■ Material for the task ■
◇ ◇ ◇ ◇

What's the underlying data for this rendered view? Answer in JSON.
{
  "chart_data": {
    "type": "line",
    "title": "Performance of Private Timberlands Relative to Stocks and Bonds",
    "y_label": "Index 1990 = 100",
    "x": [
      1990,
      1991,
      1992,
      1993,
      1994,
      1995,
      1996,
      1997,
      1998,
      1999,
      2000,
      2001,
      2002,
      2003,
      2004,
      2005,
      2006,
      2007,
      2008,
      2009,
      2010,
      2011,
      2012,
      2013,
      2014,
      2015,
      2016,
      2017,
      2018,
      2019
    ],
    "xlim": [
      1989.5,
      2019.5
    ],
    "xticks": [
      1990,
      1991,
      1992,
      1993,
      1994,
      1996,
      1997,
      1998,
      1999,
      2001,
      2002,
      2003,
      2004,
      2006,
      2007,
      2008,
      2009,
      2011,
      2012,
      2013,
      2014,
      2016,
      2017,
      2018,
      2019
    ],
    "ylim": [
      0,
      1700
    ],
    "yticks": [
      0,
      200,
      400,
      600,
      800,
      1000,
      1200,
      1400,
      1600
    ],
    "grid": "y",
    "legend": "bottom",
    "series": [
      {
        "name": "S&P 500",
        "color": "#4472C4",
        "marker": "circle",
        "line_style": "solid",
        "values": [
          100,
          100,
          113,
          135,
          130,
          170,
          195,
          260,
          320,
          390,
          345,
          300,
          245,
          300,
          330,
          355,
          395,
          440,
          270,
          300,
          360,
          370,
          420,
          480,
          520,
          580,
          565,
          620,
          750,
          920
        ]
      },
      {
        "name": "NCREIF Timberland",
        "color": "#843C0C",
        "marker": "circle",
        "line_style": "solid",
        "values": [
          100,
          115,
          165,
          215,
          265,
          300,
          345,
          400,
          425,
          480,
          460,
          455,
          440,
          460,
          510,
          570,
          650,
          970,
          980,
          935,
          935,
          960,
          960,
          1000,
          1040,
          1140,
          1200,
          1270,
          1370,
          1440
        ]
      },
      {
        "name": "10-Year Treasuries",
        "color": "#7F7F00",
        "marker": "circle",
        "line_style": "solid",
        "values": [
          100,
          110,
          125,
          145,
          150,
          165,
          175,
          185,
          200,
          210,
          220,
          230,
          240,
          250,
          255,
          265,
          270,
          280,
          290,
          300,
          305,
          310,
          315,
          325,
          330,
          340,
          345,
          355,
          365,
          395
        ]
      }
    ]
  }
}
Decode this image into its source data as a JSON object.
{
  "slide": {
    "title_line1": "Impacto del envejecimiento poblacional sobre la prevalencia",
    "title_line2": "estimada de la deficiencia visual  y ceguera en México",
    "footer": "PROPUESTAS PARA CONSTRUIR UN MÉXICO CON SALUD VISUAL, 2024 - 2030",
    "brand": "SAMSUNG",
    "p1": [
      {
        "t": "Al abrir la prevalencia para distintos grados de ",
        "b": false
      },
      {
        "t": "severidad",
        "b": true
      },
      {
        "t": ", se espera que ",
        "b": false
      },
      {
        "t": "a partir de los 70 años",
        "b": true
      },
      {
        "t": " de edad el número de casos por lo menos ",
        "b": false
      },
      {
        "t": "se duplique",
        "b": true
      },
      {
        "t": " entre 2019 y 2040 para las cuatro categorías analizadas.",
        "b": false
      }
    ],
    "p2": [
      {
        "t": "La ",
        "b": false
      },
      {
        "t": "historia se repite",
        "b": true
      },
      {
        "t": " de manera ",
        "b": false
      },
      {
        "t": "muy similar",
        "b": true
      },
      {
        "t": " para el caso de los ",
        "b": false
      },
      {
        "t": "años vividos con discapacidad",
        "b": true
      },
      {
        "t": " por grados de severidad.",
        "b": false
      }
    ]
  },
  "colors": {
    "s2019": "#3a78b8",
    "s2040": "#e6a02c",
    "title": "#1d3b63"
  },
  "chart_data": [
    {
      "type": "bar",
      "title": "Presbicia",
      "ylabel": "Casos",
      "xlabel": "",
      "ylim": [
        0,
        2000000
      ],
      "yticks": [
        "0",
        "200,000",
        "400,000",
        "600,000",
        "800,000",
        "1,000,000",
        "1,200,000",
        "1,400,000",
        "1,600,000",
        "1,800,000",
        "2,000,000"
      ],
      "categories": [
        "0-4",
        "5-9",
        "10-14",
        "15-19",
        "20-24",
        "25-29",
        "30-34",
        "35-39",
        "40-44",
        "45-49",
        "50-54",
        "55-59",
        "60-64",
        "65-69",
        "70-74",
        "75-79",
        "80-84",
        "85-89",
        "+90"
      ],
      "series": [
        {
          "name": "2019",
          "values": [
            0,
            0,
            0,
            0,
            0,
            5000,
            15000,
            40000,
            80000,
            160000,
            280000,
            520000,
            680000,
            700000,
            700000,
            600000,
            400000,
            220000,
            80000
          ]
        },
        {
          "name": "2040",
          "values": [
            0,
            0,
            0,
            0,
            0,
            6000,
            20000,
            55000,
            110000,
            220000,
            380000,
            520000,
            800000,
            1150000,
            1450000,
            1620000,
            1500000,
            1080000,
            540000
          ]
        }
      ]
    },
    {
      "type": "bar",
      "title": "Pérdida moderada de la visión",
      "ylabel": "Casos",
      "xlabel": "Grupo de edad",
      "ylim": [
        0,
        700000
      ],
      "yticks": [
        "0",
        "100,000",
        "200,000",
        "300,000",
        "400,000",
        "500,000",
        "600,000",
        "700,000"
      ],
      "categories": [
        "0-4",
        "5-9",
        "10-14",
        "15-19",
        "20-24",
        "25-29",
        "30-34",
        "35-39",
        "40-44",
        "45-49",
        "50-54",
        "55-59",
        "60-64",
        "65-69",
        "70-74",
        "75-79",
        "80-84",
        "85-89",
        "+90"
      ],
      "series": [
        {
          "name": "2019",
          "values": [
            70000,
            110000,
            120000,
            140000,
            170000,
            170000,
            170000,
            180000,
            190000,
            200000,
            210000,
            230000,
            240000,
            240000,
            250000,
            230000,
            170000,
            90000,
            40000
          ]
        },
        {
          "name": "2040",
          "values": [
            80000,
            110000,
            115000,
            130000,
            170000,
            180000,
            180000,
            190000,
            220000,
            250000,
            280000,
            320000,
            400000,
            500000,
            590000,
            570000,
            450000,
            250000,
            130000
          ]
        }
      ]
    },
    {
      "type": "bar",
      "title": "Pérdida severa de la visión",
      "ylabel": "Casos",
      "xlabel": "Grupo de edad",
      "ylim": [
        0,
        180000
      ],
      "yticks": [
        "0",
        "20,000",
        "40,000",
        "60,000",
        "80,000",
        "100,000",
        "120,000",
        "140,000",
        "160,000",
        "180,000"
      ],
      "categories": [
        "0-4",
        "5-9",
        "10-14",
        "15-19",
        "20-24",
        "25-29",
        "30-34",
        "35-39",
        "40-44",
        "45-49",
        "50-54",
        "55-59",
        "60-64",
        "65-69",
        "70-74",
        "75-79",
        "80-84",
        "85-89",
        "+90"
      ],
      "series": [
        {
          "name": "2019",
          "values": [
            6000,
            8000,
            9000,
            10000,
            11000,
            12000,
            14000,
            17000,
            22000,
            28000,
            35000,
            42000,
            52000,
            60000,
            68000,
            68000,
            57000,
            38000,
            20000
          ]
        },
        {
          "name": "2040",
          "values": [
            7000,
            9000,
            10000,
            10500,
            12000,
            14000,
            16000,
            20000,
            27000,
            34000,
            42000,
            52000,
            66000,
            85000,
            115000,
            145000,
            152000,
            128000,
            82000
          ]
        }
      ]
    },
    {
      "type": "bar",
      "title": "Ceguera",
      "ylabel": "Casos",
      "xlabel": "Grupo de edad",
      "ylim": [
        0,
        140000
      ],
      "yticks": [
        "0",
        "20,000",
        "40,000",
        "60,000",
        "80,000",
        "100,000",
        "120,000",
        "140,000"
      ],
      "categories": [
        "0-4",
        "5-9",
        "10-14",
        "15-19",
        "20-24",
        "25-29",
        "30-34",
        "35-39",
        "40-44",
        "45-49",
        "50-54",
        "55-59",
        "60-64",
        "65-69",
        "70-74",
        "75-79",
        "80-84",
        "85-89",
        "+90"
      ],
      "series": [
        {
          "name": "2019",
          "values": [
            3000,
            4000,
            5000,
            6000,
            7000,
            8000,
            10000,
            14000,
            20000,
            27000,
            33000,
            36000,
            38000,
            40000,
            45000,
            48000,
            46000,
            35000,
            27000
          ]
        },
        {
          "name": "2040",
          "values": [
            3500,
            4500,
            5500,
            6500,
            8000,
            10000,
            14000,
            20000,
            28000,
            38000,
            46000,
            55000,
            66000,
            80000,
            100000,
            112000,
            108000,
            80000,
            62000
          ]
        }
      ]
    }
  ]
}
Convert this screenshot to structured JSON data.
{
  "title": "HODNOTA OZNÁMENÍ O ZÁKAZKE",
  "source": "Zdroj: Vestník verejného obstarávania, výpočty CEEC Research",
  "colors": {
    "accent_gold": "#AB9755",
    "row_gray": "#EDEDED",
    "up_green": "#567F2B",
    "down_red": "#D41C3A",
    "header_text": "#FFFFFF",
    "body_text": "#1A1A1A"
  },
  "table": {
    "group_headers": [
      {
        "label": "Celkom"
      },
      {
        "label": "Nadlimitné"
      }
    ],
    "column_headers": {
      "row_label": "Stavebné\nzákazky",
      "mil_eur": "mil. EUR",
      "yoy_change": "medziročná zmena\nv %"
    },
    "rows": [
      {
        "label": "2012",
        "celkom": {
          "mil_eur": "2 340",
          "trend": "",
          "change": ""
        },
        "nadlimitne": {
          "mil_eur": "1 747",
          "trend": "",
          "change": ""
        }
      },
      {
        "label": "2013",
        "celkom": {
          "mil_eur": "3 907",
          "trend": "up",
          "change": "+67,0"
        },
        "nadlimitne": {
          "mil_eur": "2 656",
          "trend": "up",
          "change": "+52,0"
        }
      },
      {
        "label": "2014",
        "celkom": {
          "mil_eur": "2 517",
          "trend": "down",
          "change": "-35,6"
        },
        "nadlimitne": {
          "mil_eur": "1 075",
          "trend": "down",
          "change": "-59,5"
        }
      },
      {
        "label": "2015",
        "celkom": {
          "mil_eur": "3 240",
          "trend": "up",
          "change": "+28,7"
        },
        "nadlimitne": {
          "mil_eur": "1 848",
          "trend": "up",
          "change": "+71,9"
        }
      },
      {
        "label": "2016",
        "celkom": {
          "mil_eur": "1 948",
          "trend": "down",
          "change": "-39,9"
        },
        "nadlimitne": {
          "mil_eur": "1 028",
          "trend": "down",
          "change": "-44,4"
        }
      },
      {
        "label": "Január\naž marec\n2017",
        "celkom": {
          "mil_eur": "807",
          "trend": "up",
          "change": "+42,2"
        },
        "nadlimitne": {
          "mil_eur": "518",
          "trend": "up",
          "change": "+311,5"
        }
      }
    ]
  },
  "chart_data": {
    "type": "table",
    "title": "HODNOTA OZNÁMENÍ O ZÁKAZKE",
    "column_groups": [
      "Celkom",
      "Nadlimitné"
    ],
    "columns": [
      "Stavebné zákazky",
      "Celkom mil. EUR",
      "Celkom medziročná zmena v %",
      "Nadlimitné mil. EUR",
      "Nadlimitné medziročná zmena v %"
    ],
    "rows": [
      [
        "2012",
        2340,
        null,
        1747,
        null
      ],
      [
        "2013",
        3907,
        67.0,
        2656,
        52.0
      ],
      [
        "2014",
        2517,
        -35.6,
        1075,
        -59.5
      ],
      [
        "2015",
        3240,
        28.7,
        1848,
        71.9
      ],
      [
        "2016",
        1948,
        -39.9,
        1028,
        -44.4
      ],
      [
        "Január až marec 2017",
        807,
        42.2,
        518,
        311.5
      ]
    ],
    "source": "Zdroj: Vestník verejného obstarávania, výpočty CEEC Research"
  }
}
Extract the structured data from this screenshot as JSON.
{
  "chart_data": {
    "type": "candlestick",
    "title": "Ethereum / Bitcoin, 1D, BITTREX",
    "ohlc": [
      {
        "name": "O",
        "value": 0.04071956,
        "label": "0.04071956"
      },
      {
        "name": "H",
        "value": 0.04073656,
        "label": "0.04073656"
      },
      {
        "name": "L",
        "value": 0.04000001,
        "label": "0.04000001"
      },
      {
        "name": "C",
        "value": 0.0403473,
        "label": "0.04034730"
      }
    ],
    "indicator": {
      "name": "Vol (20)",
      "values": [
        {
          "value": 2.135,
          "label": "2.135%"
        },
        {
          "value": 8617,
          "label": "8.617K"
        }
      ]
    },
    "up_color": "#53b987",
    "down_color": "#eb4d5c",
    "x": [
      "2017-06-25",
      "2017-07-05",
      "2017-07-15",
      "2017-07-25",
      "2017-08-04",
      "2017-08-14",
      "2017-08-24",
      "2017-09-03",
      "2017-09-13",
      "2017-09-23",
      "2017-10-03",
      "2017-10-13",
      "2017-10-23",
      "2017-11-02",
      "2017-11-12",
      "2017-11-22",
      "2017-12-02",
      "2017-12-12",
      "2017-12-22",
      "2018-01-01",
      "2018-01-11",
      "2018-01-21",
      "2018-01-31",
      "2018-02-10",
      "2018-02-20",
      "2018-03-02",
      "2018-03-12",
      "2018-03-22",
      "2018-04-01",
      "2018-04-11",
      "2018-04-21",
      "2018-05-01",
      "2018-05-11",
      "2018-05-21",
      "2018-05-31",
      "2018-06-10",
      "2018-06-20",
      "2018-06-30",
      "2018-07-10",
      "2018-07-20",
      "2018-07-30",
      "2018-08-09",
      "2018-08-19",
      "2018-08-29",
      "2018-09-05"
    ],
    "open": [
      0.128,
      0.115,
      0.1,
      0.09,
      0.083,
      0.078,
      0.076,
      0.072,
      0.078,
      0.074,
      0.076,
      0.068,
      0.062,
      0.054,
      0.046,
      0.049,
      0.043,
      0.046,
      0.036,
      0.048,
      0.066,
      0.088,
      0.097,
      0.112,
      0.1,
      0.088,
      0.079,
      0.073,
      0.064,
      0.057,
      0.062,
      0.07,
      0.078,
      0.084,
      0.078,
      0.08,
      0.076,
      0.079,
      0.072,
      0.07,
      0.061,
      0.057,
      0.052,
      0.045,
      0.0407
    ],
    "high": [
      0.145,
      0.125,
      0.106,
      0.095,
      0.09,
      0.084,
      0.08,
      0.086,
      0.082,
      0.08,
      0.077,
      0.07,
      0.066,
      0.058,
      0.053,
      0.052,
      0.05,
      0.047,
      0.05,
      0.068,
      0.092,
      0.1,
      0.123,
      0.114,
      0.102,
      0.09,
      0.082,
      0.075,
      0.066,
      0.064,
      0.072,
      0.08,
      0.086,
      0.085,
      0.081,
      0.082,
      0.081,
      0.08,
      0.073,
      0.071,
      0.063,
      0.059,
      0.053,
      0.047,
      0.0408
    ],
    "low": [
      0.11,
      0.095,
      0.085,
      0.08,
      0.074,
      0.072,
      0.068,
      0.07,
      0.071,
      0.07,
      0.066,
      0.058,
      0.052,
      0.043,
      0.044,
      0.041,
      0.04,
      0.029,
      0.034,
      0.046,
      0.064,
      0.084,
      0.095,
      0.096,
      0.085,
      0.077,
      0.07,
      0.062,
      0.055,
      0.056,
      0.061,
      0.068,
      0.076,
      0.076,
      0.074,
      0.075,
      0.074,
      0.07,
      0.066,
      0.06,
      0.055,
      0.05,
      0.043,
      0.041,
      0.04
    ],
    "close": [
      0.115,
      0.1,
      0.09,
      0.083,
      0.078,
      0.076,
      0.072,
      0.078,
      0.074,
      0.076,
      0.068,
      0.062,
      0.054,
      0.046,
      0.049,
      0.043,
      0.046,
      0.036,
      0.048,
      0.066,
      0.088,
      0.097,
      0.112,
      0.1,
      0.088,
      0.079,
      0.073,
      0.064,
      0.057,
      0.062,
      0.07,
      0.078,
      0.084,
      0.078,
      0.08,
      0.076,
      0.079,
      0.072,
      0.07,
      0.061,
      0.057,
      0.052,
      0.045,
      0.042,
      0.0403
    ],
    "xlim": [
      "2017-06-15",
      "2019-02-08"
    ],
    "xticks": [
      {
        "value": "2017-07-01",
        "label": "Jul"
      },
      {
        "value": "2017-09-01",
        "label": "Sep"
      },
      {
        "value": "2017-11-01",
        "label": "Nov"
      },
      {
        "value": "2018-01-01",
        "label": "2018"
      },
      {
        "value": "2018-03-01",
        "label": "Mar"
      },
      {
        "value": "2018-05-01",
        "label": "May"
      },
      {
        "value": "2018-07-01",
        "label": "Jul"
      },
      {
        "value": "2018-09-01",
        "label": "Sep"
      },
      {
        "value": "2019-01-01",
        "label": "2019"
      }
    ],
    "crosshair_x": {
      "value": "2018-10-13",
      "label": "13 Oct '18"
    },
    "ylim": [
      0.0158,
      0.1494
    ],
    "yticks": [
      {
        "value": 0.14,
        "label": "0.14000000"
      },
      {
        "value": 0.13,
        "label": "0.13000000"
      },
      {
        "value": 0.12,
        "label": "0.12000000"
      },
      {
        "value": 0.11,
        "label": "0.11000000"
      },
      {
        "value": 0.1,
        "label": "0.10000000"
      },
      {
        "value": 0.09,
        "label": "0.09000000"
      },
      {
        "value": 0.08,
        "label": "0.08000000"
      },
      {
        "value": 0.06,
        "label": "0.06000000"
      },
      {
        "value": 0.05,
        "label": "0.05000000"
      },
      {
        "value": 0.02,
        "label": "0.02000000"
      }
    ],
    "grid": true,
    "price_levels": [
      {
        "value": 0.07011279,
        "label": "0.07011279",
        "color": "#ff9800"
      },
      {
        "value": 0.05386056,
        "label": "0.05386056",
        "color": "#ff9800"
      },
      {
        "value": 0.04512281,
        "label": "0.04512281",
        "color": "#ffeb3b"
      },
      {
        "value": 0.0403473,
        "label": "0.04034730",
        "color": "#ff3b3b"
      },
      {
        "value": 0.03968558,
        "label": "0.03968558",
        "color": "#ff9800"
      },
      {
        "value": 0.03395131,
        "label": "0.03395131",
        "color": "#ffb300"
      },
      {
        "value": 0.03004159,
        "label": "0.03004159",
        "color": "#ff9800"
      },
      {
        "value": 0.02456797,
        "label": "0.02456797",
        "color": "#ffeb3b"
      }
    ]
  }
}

◇ ◇ ◇ ◇

■ What needs to be done ■
Pull every line containing "source" from the data.

■ Solution to the problem ■
Decode this image into its source data as a JSON object.
  "source": "Zdroj: Vestník verejného obstarávania, výpočty CEEC Research",
    "source": "Zdroj: Vestník verejného obstarávania, výpočty CEEC Research"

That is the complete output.